[START Record set]
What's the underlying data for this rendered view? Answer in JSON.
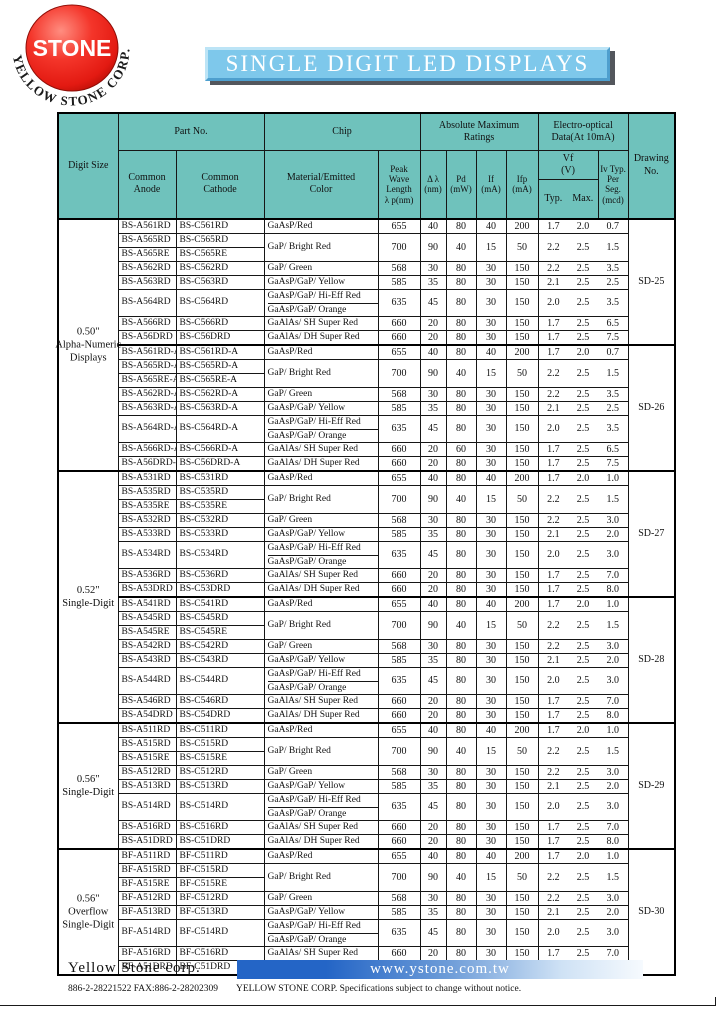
{
  "logo": {
    "ball_text": "STONE",
    "arc_text": "YELLOW   STONE   CORP."
  },
  "banner": {
    "title": "SINGLE DIGIT LED DISPLAYS"
  },
  "table": {
    "headers": {
      "digit_size": "Digit Size",
      "part_no": "Part No.",
      "chip": "Chip",
      "abs_max": "Absolute Maximum\nRatings",
      "electro": "Electro-optical\nData(At 10mA)",
      "drawing": "Drawing\nNo.",
      "common_anode": "Common\nAnode",
      "common_cathode": "Common\nCathode",
      "material": "Material/Emitted\nColor",
      "peak": "Peak\nWave\nLength\nλ p(nm)",
      "delta_lambda": "Δ λ\n(nm)",
      "pd": "Pd\n(mW)",
      "if": "If\n(mA)",
      "ifp": "Ifp\n(mA)",
      "vf": "Vf\n(V)",
      "typ": "Typ.",
      "max": "Max.",
      "iv": "Iv Typ.\nPer Seg.\n(mcd)"
    },
    "groups": [
      {
        "label": "0.50\"\nAlpha-Numeric\nDisplays",
        "blocks": [
          0,
          1
        ]
      },
      {
        "label": "0.52\"\nSingle-Digit",
        "blocks": [
          2,
          3
        ]
      },
      {
        "label": "0.56\"\nSingle-Digit",
        "blocks": [
          4
        ]
      },
      {
        "label": "0.56\"\nOverflow\nSingle-Digit",
        "blocks": [
          5
        ]
      }
    ],
    "blocks": [
      {
        "drawing": "SD-25",
        "rows": [
          {
            "anode": "BS-A561RD",
            "cathode": "BS-C561RD",
            "chip": "GaAsP/Red",
            "values": [
              "655",
              "40",
              "80",
              "40",
              "200",
              "1.7",
              "2.0",
              "0.7"
            ]
          },
          {
            "anode": "BS-A565RD",
            "cathode": "BS-C565RD",
            "chip": "GaP/ Bright Red",
            "span": 2,
            "values": [
              "700",
              "90",
              "40",
              "15",
              "50",
              "2.2",
              "2.5",
              "1.5"
            ]
          },
          {
            "anode": "BS-A565RE",
            "cathode": "BS-C565RE",
            "cont": true
          },
          {
            "anode": "BS-A562RD",
            "cathode": "BS-C562RD",
            "chip": "GaP/ Green",
            "values": [
              "568",
              "30",
              "80",
              "30",
              "150",
              "2.2",
              "2.5",
              "3.5"
            ]
          },
          {
            "anode": "BS-A563RD",
            "cathode": "BS-C563RD",
            "chip": "GaAsP/GaP/ Yellow",
            "values": [
              "585",
              "35",
              "80",
              "30",
              "150",
              "2.1",
              "2.5",
              "2.5"
            ]
          },
          {
            "anode": "BS-A564RD",
            "cathode": "BS-C564RD",
            "chip": "GaAsP/GaP/ Hi-Eff Red",
            "chip2": "GaAsP/GaP/ Orange",
            "tall": true,
            "values": [
              "635",
              "45",
              "80",
              "30",
              "150",
              "2.0",
              "2.5",
              "3.5"
            ]
          },
          {
            "anode": "BS-A566RD",
            "cathode": "BS-C566RD",
            "chip": "GaAlAs/ SH Super Red",
            "values": [
              "660",
              "20",
              "80",
              "30",
              "150",
              "1.7",
              "2.5",
              "6.5"
            ]
          },
          {
            "anode": "BS-A56DRD",
            "cathode": "BS-C56DRD",
            "chip": "GaAlAs/ DH Super Red",
            "values": [
              "660",
              "20",
              "80",
              "30",
              "150",
              "1.7",
              "2.5",
              "7.5"
            ]
          }
        ]
      },
      {
        "drawing": "SD-26",
        "rows": [
          {
            "anode": "BS-A561RD-A",
            "cathode": "BS-C561RD-A",
            "chip": "GaAsP/Red",
            "values": [
              "655",
              "40",
              "80",
              "40",
              "200",
              "1.7",
              "2.0",
              "0.7"
            ]
          },
          {
            "anode": "BS-A565RD-A",
            "cathode": "BS-C565RD-A",
            "chip": "GaP/ Bright Red",
            "span": 2,
            "values": [
              "700",
              "90",
              "40",
              "15",
              "50",
              "2.2",
              "2.5",
              "1.5"
            ]
          },
          {
            "anode": "BS-A565RE-A",
            "cathode": "BS-C565RE-A",
            "cont": true
          },
          {
            "anode": "BS-A562RD-A",
            "cathode": "BS-C562RD-A",
            "chip": "GaP/ Green",
            "values": [
              "568",
              "30",
              "80",
              "30",
              "150",
              "2.2",
              "2.5",
              "3.5"
            ]
          },
          {
            "anode": "BS-A563RD-A",
            "cathode": "BS-C563RD-A",
            "chip": "GaAsP/GaP/ Yellow",
            "values": [
              "585",
              "35",
              "80",
              "30",
              "150",
              "2.1",
              "2.5",
              "2.5"
            ]
          },
          {
            "anode": "BS-A564RD-A",
            "cathode": "BS-C564RD-A",
            "chip": "GaAsP/GaP/ Hi-Eff Red",
            "chip2": "GaAsP/GaP/ Orange",
            "tall": true,
            "values": [
              "635",
              "45",
              "80",
              "30",
              "150",
              "2.0",
              "2.5",
              "3.5"
            ]
          },
          {
            "anode": "BS-A566RD-A",
            "cathode": "BS-C566RD-A",
            "chip": "GaAlAs/ SH Super Red",
            "values": [
              "660",
              "20",
              "60",
              "30",
              "150",
              "1.7",
              "2.5",
              "6.5"
            ]
          },
          {
            "anode": "BS-A56DRD-A",
            "cathode": "BS-C56DRD-A",
            "chip": "GaAlAs/ DH Super Red",
            "values": [
              "660",
              "20",
              "80",
              "30",
              "150",
              "1.7",
              "2.5",
              "7.5"
            ]
          }
        ]
      },
      {
        "drawing": "SD-27",
        "rows": [
          {
            "anode": "BS-A531RD",
            "cathode": "BS-C531RD",
            "chip": "GaAsP/Red",
            "values": [
              "655",
              "40",
              "80",
              "40",
              "200",
              "1.7",
              "2.0",
              "1.0"
            ]
          },
          {
            "anode": "BS-A535RD",
            "cathode": "BS-C535RD",
            "chip": "GaP/ Bright Red",
            "span": 2,
            "values": [
              "700",
              "90",
              "40",
              "15",
              "50",
              "2.2",
              "2.5",
              "1.5"
            ]
          },
          {
            "anode": "BS-A535RE",
            "cathode": "BS-C535RE",
            "cont": true
          },
          {
            "anode": "BS-A532RD",
            "cathode": "BS-C532RD",
            "chip": "GaP/ Green",
            "values": [
              "568",
              "30",
              "80",
              "30",
              "150",
              "2.2",
              "2.5",
              "3.0"
            ]
          },
          {
            "anode": "BS-A533RD",
            "cathode": "BS-C533RD",
            "chip": "GaAsP/GaP/ Yellow",
            "values": [
              "585",
              "35",
              "80",
              "30",
              "150",
              "2.1",
              "2.5",
              "2.0"
            ]
          },
          {
            "anode": "BS-A534RD",
            "cathode": "BS-C534RD",
            "chip": "GaAsP/GaP/ Hi-Eff Red",
            "chip2": "GaAsP/GaP/ Orange",
            "tall": true,
            "values": [
              "635",
              "45",
              "80",
              "30",
              "150",
              "2.0",
              "2.5",
              "3.0"
            ]
          },
          {
            "anode": "BS-A536RD",
            "cathode": "BS-C536RD",
            "chip": "GaAlAs/ SH Super Red",
            "values": [
              "660",
              "20",
              "80",
              "30",
              "150",
              "1.7",
              "2.5",
              "7.0"
            ]
          },
          {
            "anode": "BS-A53DRD",
            "cathode": "BS-C53DRD",
            "chip": "GaAlAs/ DH Super Red",
            "values": [
              "660",
              "20",
              "80",
              "30",
              "150",
              "1.7",
              "2.5",
              "8.0"
            ]
          }
        ]
      },
      {
        "drawing": "SD-28",
        "rows": [
          {
            "anode": "BS-A541RD",
            "cathode": "BS-C541RD",
            "chip": "GaAsP/Red",
            "values": [
              "655",
              "40",
              "80",
              "40",
              "200",
              "1.7",
              "2.0",
              "1.0"
            ]
          },
          {
            "anode": "BS-A545RD",
            "cathode": "BS-C545RD",
            "chip": "GaP/ Bright Red",
            "span": 2,
            "values": [
              "700",
              "90",
              "40",
              "15",
              "50",
              "2.2",
              "2.5",
              "1.5"
            ]
          },
          {
            "anode": "BS-A545RE",
            "cathode": "BS-C545RE",
            "cont": true
          },
          {
            "anode": "BS-A542RD",
            "cathode": "BS-C542RD",
            "chip": "GaP/ Green",
            "values": [
              "568",
              "30",
              "80",
              "30",
              "150",
              "2.2",
              "2.5",
              "3.0"
            ]
          },
          {
            "anode": "BS-A543RD",
            "cathode": "BS-C543RD",
            "chip": "GaAsP/GaP/ Yellow",
            "values": [
              "585",
              "35",
              "80",
              "30",
              "150",
              "2.1",
              "2.5",
              "2.0"
            ]
          },
          {
            "anode": "BS-A544RD",
            "cathode": "BS-C544RD",
            "chip": "GaAsP/GaP/ Hi-Eff Red",
            "chip2": "GaAsP/GaP/ Orange",
            "tall": true,
            "values": [
              "635",
              "45",
              "80",
              "30",
              "150",
              "2.0",
              "2.5",
              "3.0"
            ]
          },
          {
            "anode": "BS-A546RD",
            "cathode": "BS-C546RD",
            "chip": "GaAlAs/ SH Super Red",
            "values": [
              "660",
              "20",
              "80",
              "30",
              "150",
              "1.7",
              "2.5",
              "7.0"
            ]
          },
          {
            "anode": "BS-A54DRD",
            "cathode": "BS-C54DRD",
            "chip": "GaAlAs/ DH Super Red",
            "values": [
              "660",
              "20",
              "80",
              "30",
              "150",
              "1.7",
              "2.5",
              "8.0"
            ]
          }
        ]
      },
      {
        "drawing": "SD-29",
        "rows": [
          {
            "anode": "BS-A511RD",
            "cathode": "BS-C511RD",
            "chip": "GaAsP/Red",
            "values": [
              "655",
              "40",
              "80",
              "40",
              "200",
              "1.7",
              "2.0",
              "1.0"
            ]
          },
          {
            "anode": "BS-A515RD",
            "cathode": "BS-C515RD",
            "chip": "GaP/ Bright Red",
            "span": 2,
            "values": [
              "700",
              "90",
              "40",
              "15",
              "50",
              "2.2",
              "2.5",
              "1.5"
            ]
          },
          {
            "anode": "BS-A515RE",
            "cathode": "BS-C515RE",
            "cont": true
          },
          {
            "anode": "BS-A512RD",
            "cathode": "BS-C512RD",
            "chip": "GaP/ Green",
            "values": [
              "568",
              "30",
              "80",
              "30",
              "150",
              "2.2",
              "2.5",
              "3.0"
            ]
          },
          {
            "anode": "BS-A513RD",
            "cathode": "BS-C513RD",
            "chip": "GaAsP/GaP/ Yellow",
            "values": [
              "585",
              "35",
              "80",
              "30",
              "150",
              "2.1",
              "2.5",
              "2.0"
            ]
          },
          {
            "anode": "BS-A514RD",
            "cathode": "BS-C514RD",
            "chip": "GaAsP/GaP/ Hi-Eff Red",
            "chip2": "GaAsP/GaP/ Orange",
            "tall": true,
            "values": [
              "635",
              "45",
              "80",
              "30",
              "150",
              "2.0",
              "2.5",
              "3.0"
            ]
          },
          {
            "anode": "BS-A516RD",
            "cathode": "BS-C516RD",
            "chip": "GaAlAs/ SH Super Red",
            "values": [
              "660",
              "20",
              "80",
              "30",
              "150",
              "1.7",
              "2.5",
              "7.0"
            ]
          },
          {
            "anode": "BS-A51DRD",
            "cathode": "BS-C51DRD",
            "chip": "GaAlAs/ DH Super Red",
            "values": [
              "660",
              "20",
              "80",
              "30",
              "150",
              "1.7",
              "2.5",
              "8.0"
            ]
          }
        ]
      },
      {
        "drawing": "SD-30",
        "rows": [
          {
            "anode": "BF-A511RD",
            "cathode": "BF-C511RD",
            "chip": "GaAsP/Red",
            "values": [
              "655",
              "40",
              "80",
              "40",
              "200",
              "1.7",
              "2.0",
              "1.0"
            ]
          },
          {
            "anode": "BF-A515RD",
            "cathode": "BF-C515RD",
            "chip": "GaP/ Bright Red",
            "span": 2,
            "values": [
              "700",
              "90",
              "40",
              "15",
              "50",
              "2.2",
              "2.5",
              "1.5"
            ]
          },
          {
            "anode": "BF-A515RE",
            "cathode": "BF-C515RE",
            "cont": true
          },
          {
            "anode": "BF-A512RD",
            "cathode": "BF-C512RD",
            "chip": "GaP/ Green",
            "values": [
              "568",
              "30",
              "80",
              "30",
              "150",
              "2.2",
              "2.5",
              "3.0"
            ]
          },
          {
            "anode": "BF-A513RD",
            "cathode": "BF-C513RD",
            "chip": "GaAsP/GaP/ Yellow",
            "values": [
              "585",
              "35",
              "80",
              "30",
              "150",
              "2.1",
              "2.5",
              "2.0"
            ]
          },
          {
            "anode": "BF-A514RD",
            "cathode": "BF-C514RD",
            "chip": "GaAsP/GaP/ Hi-Eff Red",
            "chip2": "GaAsP/GaP/ Orange",
            "tall": true,
            "values": [
              "635",
              "45",
              "80",
              "30",
              "150",
              "2.0",
              "2.5",
              "3.0"
            ]
          },
          {
            "anode": "BF-A516RD",
            "cathode": "BF-C516RD",
            "chip": "GaAlAs/ SH Super Red",
            "values": [
              "660",
              "20",
              "80",
              "30",
              "150",
              "1.7",
              "2.5",
              "7.0"
            ]
          },
          {
            "anode": "BF-A51DRD",
            "cathode": "BF-C51DRD",
            "chip": "GaAlAs/ DH Super Red",
            "values": [
              "660",
              "20",
              "80",
              "30",
              "150",
              "1.7",
              "2.5",
              "8.0"
            ]
          }
        ]
      }
    ]
  },
  "footer": {
    "company": "Yellow Stone corp.",
    "url": "www.ystone.com.tw",
    "contact": "886-2-28221522 FAX:886-2-28202309",
    "note": "YELLOW  STONE CORP. Specifications subject to change without notice."
  },
  "colors": {
    "header_teal": "#6FC2BC",
    "banner_blue": "#7EC8EB",
    "logo_red": "#E8251B",
    "footer_bar_blue": "#2465C6"
  }
}
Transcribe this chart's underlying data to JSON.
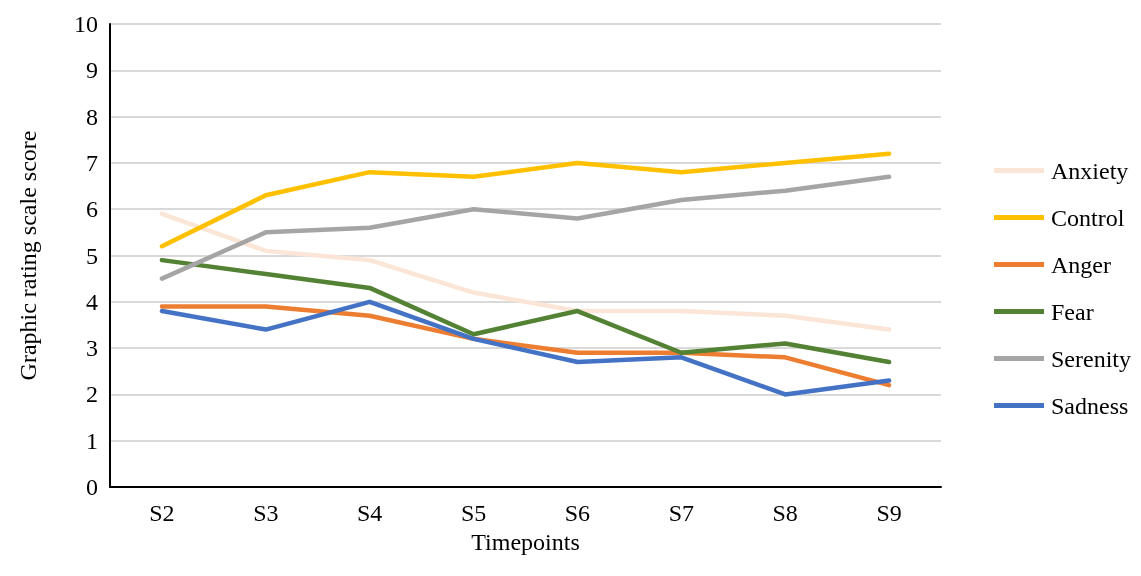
{
  "chart_data": {
    "type": "line",
    "xlabel": "Timepoints",
    "ylabel": "Graphic rating scale score",
    "categories": [
      "S2",
      "S3",
      "S4",
      "S5",
      "S6",
      "S7",
      "S8",
      "S9"
    ],
    "series": [
      {
        "name": "Anxiety",
        "color": "#fbe5d6",
        "values": [
          5.9,
          5.1,
          4.9,
          4.2,
          3.8,
          3.8,
          3.7,
          3.4
        ]
      },
      {
        "name": "Control",
        "color": "#ffc000",
        "values": [
          5.2,
          6.3,
          6.8,
          6.7,
          7.0,
          6.8,
          7.0,
          7.2
        ]
      },
      {
        "name": "Anger",
        "color": "#ed7d31",
        "values": [
          3.9,
          3.9,
          3.7,
          3.2,
          2.9,
          2.9,
          2.8,
          2.2
        ]
      },
      {
        "name": "Fear",
        "color": "#548235",
        "values": [
          4.9,
          4.6,
          4.3,
          3.3,
          3.8,
          2.9,
          3.1,
          2.7
        ]
      },
      {
        "name": "Serenity",
        "color": "#a5a5a5",
        "values": [
          4.5,
          5.5,
          5.6,
          6.0,
          5.8,
          6.2,
          6.4,
          6.7
        ]
      },
      {
        "name": "Sadness",
        "color": "#4472c4",
        "values": [
          3.8,
          3.4,
          4.0,
          3.2,
          2.7,
          2.8,
          2.0,
          2.3
        ]
      }
    ],
    "ylim": [
      0,
      10
    ],
    "yticks": [
      0,
      1,
      2,
      3,
      4,
      5,
      6,
      7,
      8,
      9,
      10
    ],
    "grid": "y",
    "legend": "right",
    "marker": "none",
    "line_style": "solid"
  }
}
[END Record set]
Exercise task: State, as a bare number, how many lines of the listing hold the word "name".

Solved problem: 6